**Materials provided:**
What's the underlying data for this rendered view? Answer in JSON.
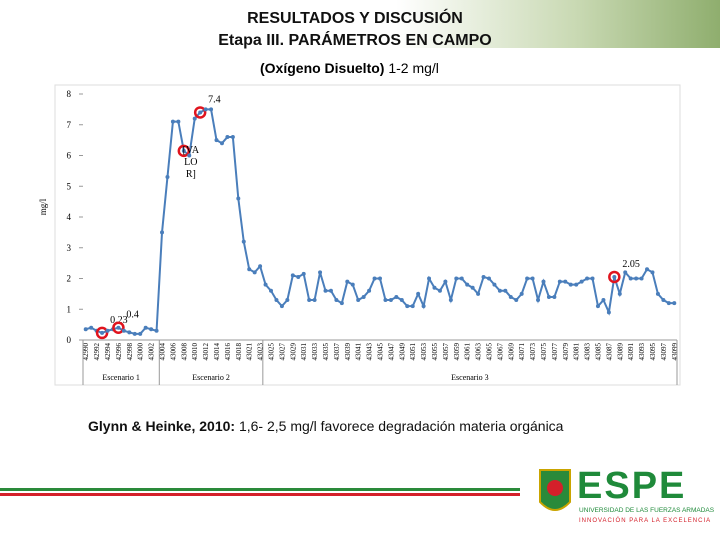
{
  "header": {
    "title": "RESULTADOS Y DISCUSIÓN",
    "subtitle": "Etapa III. PARÁMETROS EN CAMPO"
  },
  "chart_data": {
    "type": "line",
    "title_bold": "(Oxígeno Disuelto)",
    "title_rest": "1-2 mg/l",
    "ylabel": "mg/l",
    "categories": [
      "42990",
      null,
      "42992",
      null,
      "42994",
      null,
      "42996",
      null,
      "42998",
      null,
      "43000",
      null,
      "43002",
      null,
      "43004",
      null,
      "43006",
      null,
      "43008",
      null,
      "43010",
      null,
      "43012",
      null,
      "43014",
      null,
      "43016",
      null,
      "43018",
      null,
      "43021",
      null,
      "43023",
      null,
      "43025",
      null,
      "43027",
      null,
      "43029",
      null,
      "43031",
      null,
      "43033",
      null,
      "43035",
      null,
      "43037",
      null,
      "43039",
      null,
      "43041",
      null,
      "43043",
      null,
      "43045",
      null,
      "43047",
      null,
      "43049",
      null,
      "43051",
      null,
      "43053",
      null,
      "43055",
      null,
      "43057",
      null,
      "43059",
      null,
      "43061",
      null,
      "43063",
      null,
      "43065",
      null,
      "43067",
      null,
      "43069",
      null,
      "43071",
      null,
      "43073",
      null,
      "43075",
      null,
      "43077",
      null,
      "43079",
      null,
      "43081",
      null,
      "43083",
      null,
      "43085",
      null,
      "43087",
      null,
      "43089",
      null,
      "43091",
      null,
      "43093",
      null,
      "43095",
      null,
      "43097",
      null,
      "43099"
    ],
    "values": [
      0.35,
      0.4,
      0.3,
      0.23,
      0.3,
      0.35,
      0.4,
      0.3,
      0.25,
      0.2,
      0.2,
      0.4,
      0.35,
      0.3,
      3.5,
      5.3,
      7.1,
      7.1,
      6.15,
      6.0,
      7.2,
      7.4,
      7.5,
      7.5,
      6.5,
      6.4,
      6.6,
      6.6,
      4.6,
      3.2,
      2.3,
      2.2,
      2.4,
      1.8,
      1.6,
      1.3,
      1.1,
      1.3,
      2.1,
      2.05,
      2.15,
      1.3,
      1.3,
      2.2,
      1.6,
      1.6,
      1.3,
      1.2,
      1.9,
      1.8,
      1.3,
      1.4,
      1.6,
      2.0,
      2.0,
      1.3,
      1.3,
      1.4,
      1.3,
      1.1,
      1.1,
      1.5,
      1.1,
      2.0,
      1.7,
      1.6,
      1.9,
      1.3,
      2.0,
      2.0,
      1.8,
      1.7,
      1.5,
      2.05,
      2.0,
      1.8,
      1.6,
      1.6,
      1.4,
      1.3,
      1.5,
      2.0,
      2.0,
      1.3,
      1.9,
      1.4,
      1.4,
      1.9,
      1.9,
      1.8,
      1.8,
      1.9,
      2.0,
      2.0,
      1.1,
      1.3,
      0.9,
      2.05,
      1.5,
      2.2,
      2.0,
      2.0,
      2.0,
      2.3,
      2.2,
      1.5,
      1.3,
      1.2,
      1.2
    ],
    "value_labels": [
      null,
      null,
      null,
      "0.23",
      null,
      null,
      "0.4",
      null,
      null,
      null,
      null,
      null,
      null,
      null,
      null,
      null,
      null,
      null,
      "[VALOR]",
      null,
      null,
      "7.4",
      null,
      null,
      null,
      null,
      null,
      null,
      null,
      null,
      null,
      null,
      null,
      null,
      null,
      null,
      null,
      null,
      null,
      null,
      null,
      null,
      null,
      null,
      null,
      null,
      null,
      null,
      null,
      null,
      null,
      null,
      null,
      null,
      null,
      null,
      null,
      null,
      null,
      null,
      null,
      null,
      null,
      null,
      null,
      null,
      null,
      null,
      null,
      null,
      null,
      null,
      null,
      null,
      null,
      null,
      null,
      null,
      null,
      null,
      null,
      null,
      null,
      null,
      null,
      null,
      null,
      null,
      null,
      null,
      null,
      null,
      null,
      null,
      null,
      null,
      null,
      "2.05",
      null,
      null,
      null,
      null,
      null,
      null,
      null,
      null,
      null,
      null,
      null
    ],
    "color": "#4a7ebb",
    "highlight_color": "#e0141e",
    "ylim": [
      0,
      8
    ],
    "yticks": [
      0,
      1,
      2,
      3,
      4,
      5,
      6,
      7,
      8
    ],
    "groups": [
      {
        "label": "Escenario 1",
        "start": 0,
        "end": 13
      },
      {
        "label": "Escenario 2",
        "start": 14,
        "end": 32
      },
      {
        "label": "Escenario 3",
        "start": 33,
        "end": 108
      }
    ]
  },
  "footer": {
    "note_bold": "Glynn & Heinke, 2010:",
    "note_rest": "1,6- 2,5 mg/l favorece degradación materia orgánica"
  },
  "logo": {
    "name": "ESPE",
    "line1": "UNIVERSIDAD DE LAS FUERZAS ARMADAS",
    "line2": "INNOVACIÓN PARA LA EXCELENCIA"
  }
}
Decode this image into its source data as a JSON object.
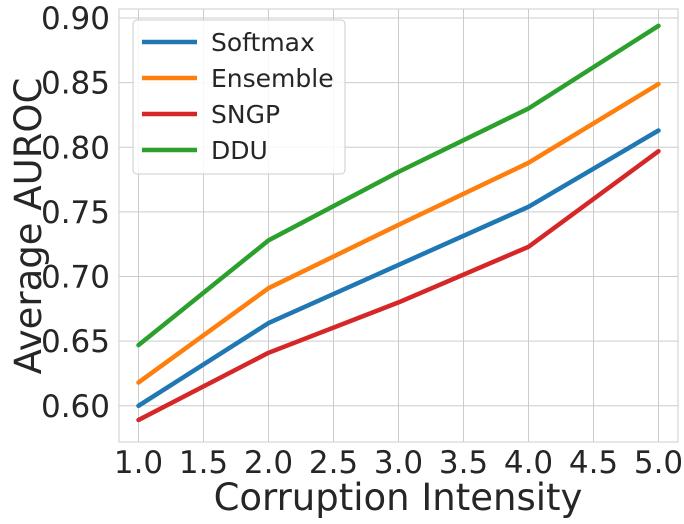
{
  "chart_data": {
    "type": "line",
    "title": "",
    "xlabel": "Corruption Intensity",
    "ylabel": "Average AUROC",
    "x": [
      1,
      2,
      3,
      4,
      5
    ],
    "xlim": [
      0.85,
      5.15
    ],
    "ylim": [
      0.572,
      0.907
    ],
    "xticks": [
      1.0,
      1.5,
      2.0,
      2.5,
      3.0,
      3.5,
      4.0,
      4.5,
      5.0
    ],
    "xtick_labels": [
      "1.0",
      "1.5",
      "2.0",
      "2.5",
      "3.0",
      "3.5",
      "4.0",
      "4.5",
      "5.0"
    ],
    "yticks": [
      0.6,
      0.65,
      0.7,
      0.75,
      0.8,
      0.85,
      0.9
    ],
    "ytick_labels": [
      "0.60",
      "0.65",
      "0.70",
      "0.75",
      "0.80",
      "0.85",
      "0.90"
    ],
    "grid": true,
    "legend_position": "top-left",
    "series": [
      {
        "name": "Softmax",
        "color": "#1f77b4",
        "values": [
          0.6,
          0.664,
          0.709,
          0.754,
          0.813
        ]
      },
      {
        "name": "Ensemble",
        "color": "#ff7f0e",
        "values": [
          0.618,
          0.691,
          0.74,
          0.788,
          0.849
        ]
      },
      {
        "name": "SNGP",
        "color": "#d62728",
        "values": [
          0.589,
          0.641,
          0.68,
          0.723,
          0.797
        ]
      },
      {
        "name": "DDU",
        "color": "#2ca02c",
        "values": [
          0.647,
          0.728,
          0.781,
          0.83,
          0.894
        ]
      }
    ]
  }
}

**Task to carry out:** Say how many lines of the material contain the word "JSON", with no other text.

**Exercise result:** 2